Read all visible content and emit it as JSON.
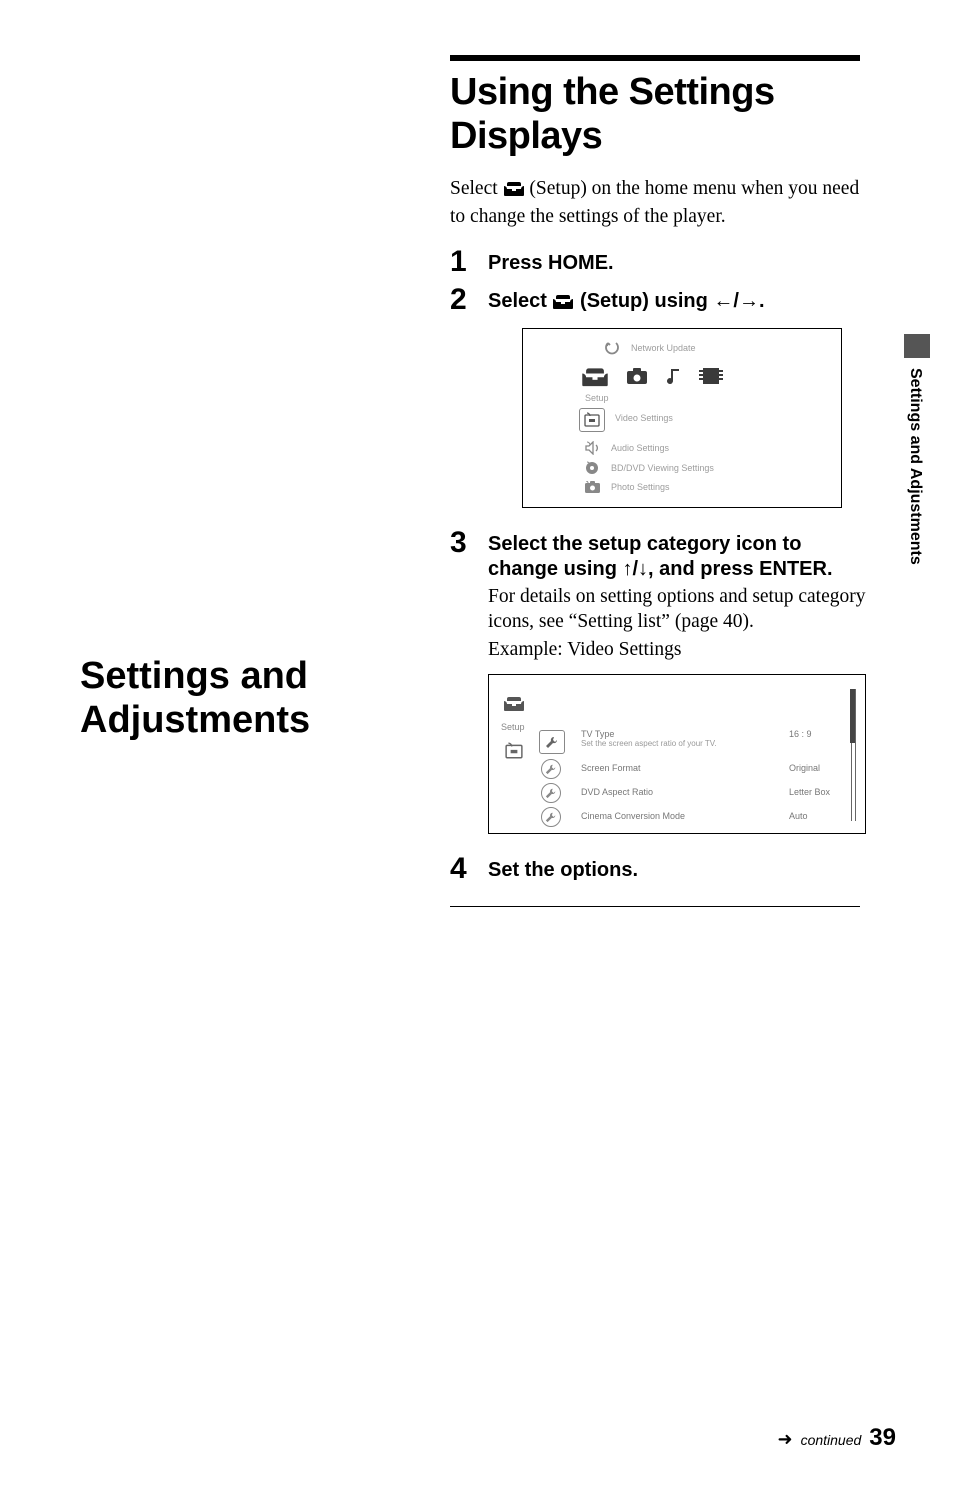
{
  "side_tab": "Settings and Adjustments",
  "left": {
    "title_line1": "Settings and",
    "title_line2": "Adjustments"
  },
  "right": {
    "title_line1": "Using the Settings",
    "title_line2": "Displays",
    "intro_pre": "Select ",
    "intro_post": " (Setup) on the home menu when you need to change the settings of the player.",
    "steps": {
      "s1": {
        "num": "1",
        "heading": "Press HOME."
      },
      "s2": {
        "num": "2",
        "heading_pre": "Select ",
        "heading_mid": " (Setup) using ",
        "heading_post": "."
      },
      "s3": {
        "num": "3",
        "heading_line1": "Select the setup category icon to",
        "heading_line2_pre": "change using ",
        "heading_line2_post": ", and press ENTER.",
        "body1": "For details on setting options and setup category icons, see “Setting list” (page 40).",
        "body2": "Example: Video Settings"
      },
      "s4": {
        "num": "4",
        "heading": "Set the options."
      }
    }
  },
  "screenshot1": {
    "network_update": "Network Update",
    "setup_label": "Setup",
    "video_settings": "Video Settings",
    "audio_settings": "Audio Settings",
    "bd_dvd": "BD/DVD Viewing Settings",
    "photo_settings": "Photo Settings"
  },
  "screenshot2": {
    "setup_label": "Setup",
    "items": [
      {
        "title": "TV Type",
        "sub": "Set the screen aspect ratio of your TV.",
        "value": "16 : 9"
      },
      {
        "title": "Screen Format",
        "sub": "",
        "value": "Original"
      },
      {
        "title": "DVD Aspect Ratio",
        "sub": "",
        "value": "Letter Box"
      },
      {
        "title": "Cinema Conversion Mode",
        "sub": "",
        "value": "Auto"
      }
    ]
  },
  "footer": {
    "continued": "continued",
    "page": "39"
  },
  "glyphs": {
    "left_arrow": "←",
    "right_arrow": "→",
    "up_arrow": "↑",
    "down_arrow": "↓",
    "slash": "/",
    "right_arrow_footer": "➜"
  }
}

WORK TO DO. Repeat the material above verbatim, with no pictures in the output.

TASK SOLUTION.
Read all visible content and emit it as JSON.
{
  "side_tab": "Settings and Adjustments",
  "left": {
    "title_line1": "Settings and",
    "title_line2": "Adjustments"
  },
  "right": {
    "title_line1": "Using the Settings",
    "title_line2": "Displays",
    "intro_pre": "Select ",
    "intro_post": " (Setup) on the home menu when you need to change the settings of the player.",
    "steps": {
      "s1": {
        "num": "1",
        "heading": "Press HOME."
      },
      "s2": {
        "num": "2",
        "heading_pre": "Select ",
        "heading_mid": " (Setup) using ",
        "heading_post": "."
      },
      "s3": {
        "num": "3",
        "heading_line1": "Select the setup category icon to",
        "heading_line2_pre": "change using ",
        "heading_line2_post": ", and press ENTER.",
        "body1": "For details on setting options and setup category icons, see “Setting list” (page 40).",
        "body2": "Example: Video Settings"
      },
      "s4": {
        "num": "4",
        "heading": "Set the options."
      }
    }
  },
  "screenshot1": {
    "network_update": "Network Update",
    "setup_label": "Setup",
    "video_settings": "Video Settings",
    "audio_settings": "Audio Settings",
    "bd_dvd": "BD/DVD Viewing Settings",
    "photo_settings": "Photo Settings"
  },
  "screenshot2": {
    "setup_label": "Setup",
    "items": [
      {
        "title": "TV Type",
        "sub": "Set the screen aspect ratio of your TV.",
        "value": "16 : 9"
      },
      {
        "title": "Screen Format",
        "sub": "",
        "value": "Original"
      },
      {
        "title": "DVD Aspect Ratio",
        "sub": "",
        "value": "Letter Box"
      },
      {
        "title": "Cinema Conversion Mode",
        "sub": "",
        "value": "Auto"
      }
    ]
  },
  "footer": {
    "continued": "continued",
    "page": "39"
  },
  "glyphs": {
    "left_arrow": "←",
    "right_arrow": "→",
    "up_arrow": "↑",
    "down_arrow": "↓",
    "slash": "/",
    "right_arrow_footer": "➜"
  }
}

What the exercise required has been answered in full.